### MATERIAL SHOWN
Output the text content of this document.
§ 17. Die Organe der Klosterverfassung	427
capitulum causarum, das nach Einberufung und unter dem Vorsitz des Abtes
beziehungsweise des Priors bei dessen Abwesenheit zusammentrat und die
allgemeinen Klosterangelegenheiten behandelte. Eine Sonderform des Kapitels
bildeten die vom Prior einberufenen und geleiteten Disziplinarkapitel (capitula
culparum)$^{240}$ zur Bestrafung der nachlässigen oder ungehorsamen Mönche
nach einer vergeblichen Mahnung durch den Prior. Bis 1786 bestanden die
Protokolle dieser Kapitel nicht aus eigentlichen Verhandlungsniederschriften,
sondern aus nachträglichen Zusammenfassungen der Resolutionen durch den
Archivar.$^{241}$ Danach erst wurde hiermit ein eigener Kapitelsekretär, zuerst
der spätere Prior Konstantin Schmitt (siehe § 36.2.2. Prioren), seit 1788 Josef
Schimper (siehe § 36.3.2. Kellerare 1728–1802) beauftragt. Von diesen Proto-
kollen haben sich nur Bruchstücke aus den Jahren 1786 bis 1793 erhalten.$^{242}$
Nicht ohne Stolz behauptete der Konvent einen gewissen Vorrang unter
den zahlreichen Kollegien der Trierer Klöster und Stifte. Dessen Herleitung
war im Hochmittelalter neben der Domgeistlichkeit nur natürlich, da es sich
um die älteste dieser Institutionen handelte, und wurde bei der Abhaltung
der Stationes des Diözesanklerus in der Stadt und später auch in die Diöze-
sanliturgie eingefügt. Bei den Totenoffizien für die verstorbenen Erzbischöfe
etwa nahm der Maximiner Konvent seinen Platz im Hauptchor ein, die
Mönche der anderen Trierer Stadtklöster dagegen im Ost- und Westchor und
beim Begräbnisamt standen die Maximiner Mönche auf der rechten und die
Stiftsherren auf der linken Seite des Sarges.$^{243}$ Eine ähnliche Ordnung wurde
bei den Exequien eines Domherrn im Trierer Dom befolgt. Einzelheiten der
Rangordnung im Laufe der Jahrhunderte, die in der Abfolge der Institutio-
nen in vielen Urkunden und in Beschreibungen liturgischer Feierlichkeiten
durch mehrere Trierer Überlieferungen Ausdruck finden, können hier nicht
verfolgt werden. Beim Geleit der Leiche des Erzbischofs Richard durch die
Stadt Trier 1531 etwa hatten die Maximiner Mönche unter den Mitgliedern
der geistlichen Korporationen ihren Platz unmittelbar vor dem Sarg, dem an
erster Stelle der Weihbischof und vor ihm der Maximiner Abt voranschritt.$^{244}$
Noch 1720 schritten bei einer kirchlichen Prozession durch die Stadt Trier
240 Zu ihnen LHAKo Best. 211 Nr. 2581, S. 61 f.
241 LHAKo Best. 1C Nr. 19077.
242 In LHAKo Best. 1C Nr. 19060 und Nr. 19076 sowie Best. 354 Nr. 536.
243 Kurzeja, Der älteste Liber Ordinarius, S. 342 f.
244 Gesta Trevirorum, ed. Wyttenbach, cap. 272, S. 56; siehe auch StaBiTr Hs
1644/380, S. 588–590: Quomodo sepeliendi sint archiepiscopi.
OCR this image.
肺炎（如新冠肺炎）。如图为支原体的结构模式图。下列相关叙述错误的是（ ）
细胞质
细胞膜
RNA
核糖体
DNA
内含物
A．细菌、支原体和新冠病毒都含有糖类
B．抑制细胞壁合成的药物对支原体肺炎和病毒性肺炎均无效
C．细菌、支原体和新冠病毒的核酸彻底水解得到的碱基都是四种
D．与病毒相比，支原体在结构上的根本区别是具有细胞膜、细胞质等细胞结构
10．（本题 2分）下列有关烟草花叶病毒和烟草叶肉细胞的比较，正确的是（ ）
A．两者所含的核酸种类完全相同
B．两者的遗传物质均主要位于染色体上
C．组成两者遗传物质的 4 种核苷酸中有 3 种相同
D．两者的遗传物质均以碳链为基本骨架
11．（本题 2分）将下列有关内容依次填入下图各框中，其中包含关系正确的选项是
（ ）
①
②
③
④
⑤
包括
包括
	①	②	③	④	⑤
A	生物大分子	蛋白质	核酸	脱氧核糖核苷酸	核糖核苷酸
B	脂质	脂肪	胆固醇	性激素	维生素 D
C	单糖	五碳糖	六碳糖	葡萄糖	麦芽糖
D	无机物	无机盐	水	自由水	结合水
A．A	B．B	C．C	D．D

### EXERCISE REQUIREMENTS
Each line from the one containing "OCR this image." to the final line of the entries above must be returned exactly, and no other line may appear.

### FINISHED TASK
OCR this image.
肺炎（如新冠肺炎）。如图为支原体的结构模式图。下列相关叙述错误的是（ ）
细胞质
细胞膜
RNA
核糖体
DNA
内含物
A．细菌、支原体和新冠病毒都含有糖类
B．抑制细胞壁合成的药物对支原体肺炎和病毒性肺炎均无效
C．细菌、支原体和新冠病毒的核酸彻底水解得到的碱基都是四种
D．与病毒相比，支原体在结构上的根本区别是具有细胞膜、细胞质等细胞结构
10．（本题 2分）下列有关烟草花叶病毒和烟草叶肉细胞的比较，正确的是（ ）
A．两者所含的核酸种类完全相同
B．两者的遗传物质均主要位于染色体上
C．组成两者遗传物质的 4 种核苷酸中有 3 种相同
D．两者的遗传物质均以碳链为基本骨架
11．（本题 2分）将下列有关内容依次填入下图各框中，其中包含关系正确的选项是
（ ）
①
②
③
④
⑤
包括
包括
	①	②	③	④	⑤
A	生物大分子	蛋白质	核酸	脱氧核糖核苷酸	核糖核苷酸
B	脂质	脂肪	胆固醇	性激素	维生素 D
C	单糖	五碳糖	六碳糖	葡萄糖	麦芽糖
D	无机物	无机盐	水	自由水	结合水
A．A	B．B	C．C	D．D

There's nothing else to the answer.